> REQUIREMENT
Write out the records word for word, starting with their first line and going on through the line that contains "service-description: Connects the".

** Start of RECORDS FOR PROCESSING **

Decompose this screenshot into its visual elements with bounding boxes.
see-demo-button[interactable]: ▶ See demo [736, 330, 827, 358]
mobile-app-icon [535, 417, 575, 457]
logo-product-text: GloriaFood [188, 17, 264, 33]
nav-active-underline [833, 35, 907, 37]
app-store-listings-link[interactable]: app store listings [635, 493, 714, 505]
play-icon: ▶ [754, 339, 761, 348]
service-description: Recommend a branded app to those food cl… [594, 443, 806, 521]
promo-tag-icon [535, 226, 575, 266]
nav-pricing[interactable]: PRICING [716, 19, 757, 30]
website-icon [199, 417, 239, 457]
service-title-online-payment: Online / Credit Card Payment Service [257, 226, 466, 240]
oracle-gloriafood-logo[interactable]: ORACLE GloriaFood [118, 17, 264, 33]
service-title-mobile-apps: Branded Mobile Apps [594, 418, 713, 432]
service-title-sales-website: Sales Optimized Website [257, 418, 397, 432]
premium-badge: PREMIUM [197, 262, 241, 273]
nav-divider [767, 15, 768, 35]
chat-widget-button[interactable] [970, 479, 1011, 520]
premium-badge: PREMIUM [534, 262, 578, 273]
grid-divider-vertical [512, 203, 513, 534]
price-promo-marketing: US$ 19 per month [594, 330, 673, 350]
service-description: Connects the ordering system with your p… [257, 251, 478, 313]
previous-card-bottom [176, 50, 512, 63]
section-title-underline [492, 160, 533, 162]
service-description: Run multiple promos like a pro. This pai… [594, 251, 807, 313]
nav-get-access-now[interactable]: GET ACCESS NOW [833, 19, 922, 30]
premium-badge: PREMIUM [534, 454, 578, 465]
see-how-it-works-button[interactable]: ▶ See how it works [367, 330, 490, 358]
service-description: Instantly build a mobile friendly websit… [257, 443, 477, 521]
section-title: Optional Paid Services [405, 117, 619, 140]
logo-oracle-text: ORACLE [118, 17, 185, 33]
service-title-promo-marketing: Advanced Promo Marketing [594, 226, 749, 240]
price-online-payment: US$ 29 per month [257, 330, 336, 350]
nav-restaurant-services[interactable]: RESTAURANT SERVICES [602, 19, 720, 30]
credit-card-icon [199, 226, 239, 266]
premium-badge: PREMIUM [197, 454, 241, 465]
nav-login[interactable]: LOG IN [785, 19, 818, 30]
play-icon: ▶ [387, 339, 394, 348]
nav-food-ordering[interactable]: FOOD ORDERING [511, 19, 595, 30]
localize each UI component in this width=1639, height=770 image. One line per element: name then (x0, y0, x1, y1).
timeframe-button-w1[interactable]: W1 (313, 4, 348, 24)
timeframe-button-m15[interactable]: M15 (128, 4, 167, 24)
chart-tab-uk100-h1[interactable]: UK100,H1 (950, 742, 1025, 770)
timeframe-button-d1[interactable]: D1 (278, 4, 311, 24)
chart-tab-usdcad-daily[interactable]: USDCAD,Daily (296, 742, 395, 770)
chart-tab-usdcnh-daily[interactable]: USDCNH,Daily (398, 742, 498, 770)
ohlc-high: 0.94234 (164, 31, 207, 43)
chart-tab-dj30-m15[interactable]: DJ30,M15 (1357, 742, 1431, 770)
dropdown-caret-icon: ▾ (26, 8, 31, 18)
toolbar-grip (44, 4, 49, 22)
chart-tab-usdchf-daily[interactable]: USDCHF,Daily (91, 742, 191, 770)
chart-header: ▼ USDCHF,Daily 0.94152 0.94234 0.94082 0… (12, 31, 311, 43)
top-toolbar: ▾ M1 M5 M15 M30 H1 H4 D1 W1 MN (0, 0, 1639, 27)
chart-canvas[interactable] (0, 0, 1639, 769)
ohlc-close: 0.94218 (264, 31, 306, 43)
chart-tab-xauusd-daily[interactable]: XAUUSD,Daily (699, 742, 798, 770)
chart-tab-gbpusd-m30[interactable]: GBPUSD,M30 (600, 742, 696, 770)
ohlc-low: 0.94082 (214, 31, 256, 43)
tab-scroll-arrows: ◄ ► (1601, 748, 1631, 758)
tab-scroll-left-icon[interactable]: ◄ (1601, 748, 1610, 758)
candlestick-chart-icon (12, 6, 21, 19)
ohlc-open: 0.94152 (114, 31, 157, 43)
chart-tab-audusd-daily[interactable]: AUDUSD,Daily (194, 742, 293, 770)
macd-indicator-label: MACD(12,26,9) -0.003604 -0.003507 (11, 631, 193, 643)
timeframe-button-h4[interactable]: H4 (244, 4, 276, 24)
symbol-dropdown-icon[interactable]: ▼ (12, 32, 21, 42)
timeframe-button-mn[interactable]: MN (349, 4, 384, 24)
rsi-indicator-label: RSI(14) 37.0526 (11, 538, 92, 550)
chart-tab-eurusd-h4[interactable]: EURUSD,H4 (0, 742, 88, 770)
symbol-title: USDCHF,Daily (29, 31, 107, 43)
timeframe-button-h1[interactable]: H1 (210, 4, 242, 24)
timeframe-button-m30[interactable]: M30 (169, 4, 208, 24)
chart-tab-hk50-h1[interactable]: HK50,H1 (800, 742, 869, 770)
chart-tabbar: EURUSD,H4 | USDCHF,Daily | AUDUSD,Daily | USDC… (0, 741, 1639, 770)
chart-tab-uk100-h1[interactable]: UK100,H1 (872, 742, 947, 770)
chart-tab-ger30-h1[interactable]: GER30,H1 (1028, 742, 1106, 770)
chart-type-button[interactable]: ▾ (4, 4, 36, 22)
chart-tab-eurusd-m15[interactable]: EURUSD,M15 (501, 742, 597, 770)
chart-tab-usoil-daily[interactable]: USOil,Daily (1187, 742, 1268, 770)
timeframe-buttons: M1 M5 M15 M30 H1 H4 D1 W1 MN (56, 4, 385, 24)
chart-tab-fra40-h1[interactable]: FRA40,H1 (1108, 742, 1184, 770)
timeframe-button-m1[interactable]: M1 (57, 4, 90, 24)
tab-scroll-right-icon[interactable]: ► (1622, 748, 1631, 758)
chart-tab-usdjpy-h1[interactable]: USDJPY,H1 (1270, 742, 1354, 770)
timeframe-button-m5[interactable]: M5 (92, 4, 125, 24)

** End of RECORDS FOR PROCESSING **

> PROBLEM SOLUTION
Decompose this screenshot into its visual elements with bounding boxes.
see-demo-button[interactable]: ▶ See demo [736, 330, 827, 358]
mobile-app-icon [535, 417, 575, 457]
logo-product-text: GloriaFood [188, 17, 264, 33]
nav-active-underline [833, 35, 907, 37]
app-store-listings-link[interactable]: app store listings [635, 493, 714, 505]
play-icon: ▶ [754, 339, 761, 348]
service-description: Recommend a branded app to those food cl… [594, 443, 806, 521]
promo-tag-icon [535, 226, 575, 266]
nav-pricing[interactable]: PRICING [716, 19, 757, 30]
website-icon [199, 417, 239, 457]
service-title-online-payment: Online / Credit Card Payment Service [257, 226, 466, 240]
oracle-gloriafood-logo[interactable]: ORACLE GloriaFood [118, 17, 264, 33]
service-title-mobile-apps: Branded Mobile Apps [594, 418, 713, 432]
service-title-sales-website: Sales Optimized Website [257, 418, 397, 432]
premium-badge: PREMIUM [197, 262, 241, 273]
nav-divider [767, 15, 768, 35]
chat-widget-button[interactable] [970, 479, 1011, 520]
premium-badge: PREMIUM [534, 262, 578, 273]
grid-divider-vertical [512, 203, 513, 534]
price-promo-marketing: US$ 19 per month [594, 330, 673, 350]
service-description: Connects the ordering system with your p… [257, 251, 478, 313]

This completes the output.